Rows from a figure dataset
-- START --

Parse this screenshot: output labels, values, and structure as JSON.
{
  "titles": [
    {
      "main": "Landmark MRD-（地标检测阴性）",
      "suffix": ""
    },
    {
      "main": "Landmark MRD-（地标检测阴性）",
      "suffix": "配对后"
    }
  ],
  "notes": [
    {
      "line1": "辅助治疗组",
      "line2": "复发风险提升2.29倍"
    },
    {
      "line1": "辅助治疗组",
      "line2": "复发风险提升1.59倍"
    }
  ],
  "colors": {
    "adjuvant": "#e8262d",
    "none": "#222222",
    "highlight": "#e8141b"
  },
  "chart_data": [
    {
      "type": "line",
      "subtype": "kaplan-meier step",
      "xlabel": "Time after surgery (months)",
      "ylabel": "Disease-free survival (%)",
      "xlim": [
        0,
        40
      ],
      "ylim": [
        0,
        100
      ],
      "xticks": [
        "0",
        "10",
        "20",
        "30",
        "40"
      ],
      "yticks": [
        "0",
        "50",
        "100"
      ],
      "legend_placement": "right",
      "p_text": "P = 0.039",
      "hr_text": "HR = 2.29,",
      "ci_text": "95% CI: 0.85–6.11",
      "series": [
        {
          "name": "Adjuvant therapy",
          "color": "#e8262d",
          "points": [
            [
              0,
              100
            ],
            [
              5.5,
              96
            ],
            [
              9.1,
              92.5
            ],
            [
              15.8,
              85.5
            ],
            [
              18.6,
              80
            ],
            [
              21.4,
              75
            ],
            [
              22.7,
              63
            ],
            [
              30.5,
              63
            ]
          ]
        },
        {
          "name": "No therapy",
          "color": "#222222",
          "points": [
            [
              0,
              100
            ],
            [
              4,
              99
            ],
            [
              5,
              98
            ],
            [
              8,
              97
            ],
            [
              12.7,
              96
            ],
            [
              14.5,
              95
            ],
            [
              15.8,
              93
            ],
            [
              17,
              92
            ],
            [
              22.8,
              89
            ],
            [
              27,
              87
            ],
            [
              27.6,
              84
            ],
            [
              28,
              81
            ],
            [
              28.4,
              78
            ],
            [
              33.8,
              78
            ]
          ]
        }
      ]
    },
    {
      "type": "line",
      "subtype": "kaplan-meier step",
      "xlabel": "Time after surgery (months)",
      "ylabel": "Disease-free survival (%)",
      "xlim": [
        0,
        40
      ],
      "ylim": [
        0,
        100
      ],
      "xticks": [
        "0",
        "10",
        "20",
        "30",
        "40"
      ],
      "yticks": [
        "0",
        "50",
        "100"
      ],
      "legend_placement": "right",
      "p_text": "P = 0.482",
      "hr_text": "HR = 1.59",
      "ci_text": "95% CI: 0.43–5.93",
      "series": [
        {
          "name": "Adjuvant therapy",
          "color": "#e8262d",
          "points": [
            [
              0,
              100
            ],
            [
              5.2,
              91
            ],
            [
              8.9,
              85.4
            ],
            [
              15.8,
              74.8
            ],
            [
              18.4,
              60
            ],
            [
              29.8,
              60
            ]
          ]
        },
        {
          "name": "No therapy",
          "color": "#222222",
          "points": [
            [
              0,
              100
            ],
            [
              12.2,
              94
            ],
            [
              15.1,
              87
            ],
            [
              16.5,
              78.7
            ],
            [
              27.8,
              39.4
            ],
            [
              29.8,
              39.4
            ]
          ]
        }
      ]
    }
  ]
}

-- END --

> _WHAT YOU SHOULD DO_
Print every record above exactly as written.

> _RESULT FOR THIS EXERCISE_
Parse this screenshot: output labels, values, and structure as JSON.
{
  "titles": [
    {
      "main": "Landmark MRD-（地标检测阴性）",
      "suffix": ""
    },
    {
      "main": "Landmark MRD-（地标检测阴性）",
      "suffix": "配对后"
    }
  ],
  "notes": [
    {
      "line1": "辅助治疗组",
      "line2": "复发风险提升2.29倍"
    },
    {
      "line1": "辅助治疗组",
      "line2": "复发风险提升1.59倍"
    }
  ],
  "colors": {
    "adjuvant": "#e8262d",
    "none": "#222222",
    "highlight": "#e8141b"
  },
  "chart_data": [
    {
      "type": "line",
      "subtype": "kaplan-meier step",
      "xlabel": "Time after surgery (months)",
      "ylabel": "Disease-free survival (%)",
      "xlim": [
        0,
        40
      ],
      "ylim": [
        0,
        100
      ],
      "xticks": [
        "0",
        "10",
        "20",
        "30",
        "40"
      ],
      "yticks": [
        "0",
        "50",
        "100"
      ],
      "legend_placement": "right",
      "p_text": "P = 0.039",
      "hr_text": "HR = 2.29,",
      "ci_text": "95% CI: 0.85–6.11",
      "series": [
        {
          "name": "Adjuvant therapy",
          "color": "#e8262d",
          "points": [
            [
              0,
              100
            ],
            [
              5.5,
              96
            ],
            [
              9.1,
              92.5
            ],
            [
              15.8,
              85.5
            ],
            [
              18.6,
              80
            ],
            [
              21.4,
              75
            ],
            [
              22.7,
              63
            ],
            [
              30.5,
              63
            ]
          ]
        },
        {
          "name": "No therapy",
          "color": "#222222",
          "points": [
            [
              0,
              100
            ],
            [
              4,
              99
            ],
            [
              5,
              98
            ],
            [
              8,
              97
            ],
            [
              12.7,
              96
            ],
            [
              14.5,
              95
            ],
            [
              15.8,
              93
            ],
            [
              17,
              92
            ],
            [
              22.8,
              89
            ],
            [
              27,
              87
            ],
            [
              27.6,
              84
            ],
            [
              28,
              81
            ],
            [
              28.4,
              78
            ],
            [
              33.8,
              78
            ]
          ]
        }
      ]
    },
    {
      "type": "line",
      "subtype": "kaplan-meier step",
      "xlabel": "Time after surgery (months)",
      "ylabel": "Disease-free survival (%)",
      "xlim": [
        0,
        40
      ],
      "ylim": [
        0,
        100
      ],
      "xticks": [
        "0",
        "10",
        "20",
        "30",
        "40"
      ],
      "yticks": [
        "0",
        "50",
        "100"
      ],
      "legend_placement": "right",
      "p_text": "P = 0.482",
      "hr_text": "HR = 1.59",
      "ci_text": "95% CI: 0.43–5.93",
      "series": [
        {
          "name": "Adjuvant therapy",
          "color": "#e8262d",
          "points": [
            [
              0,
              100
            ],
            [
              5.2,
              91
            ],
            [
              8.9,
              85.4
            ],
            [
              15.8,
              74.8
            ],
            [
              18.4,
              60
            ],
            [
              29.8,
              60
            ]
          ]
        },
        {
          "name": "No therapy",
          "color": "#222222",
          "points": [
            [
              0,
              100
            ],
            [
              12.2,
              94
            ],
            [
              15.1,
              87
            ],
            [
              16.5,
              78.7
            ],
            [
              27.8,
              39.4
            ],
            [
              29.8,
              39.4
            ]
          ]
        }
      ]
    }
  ]
}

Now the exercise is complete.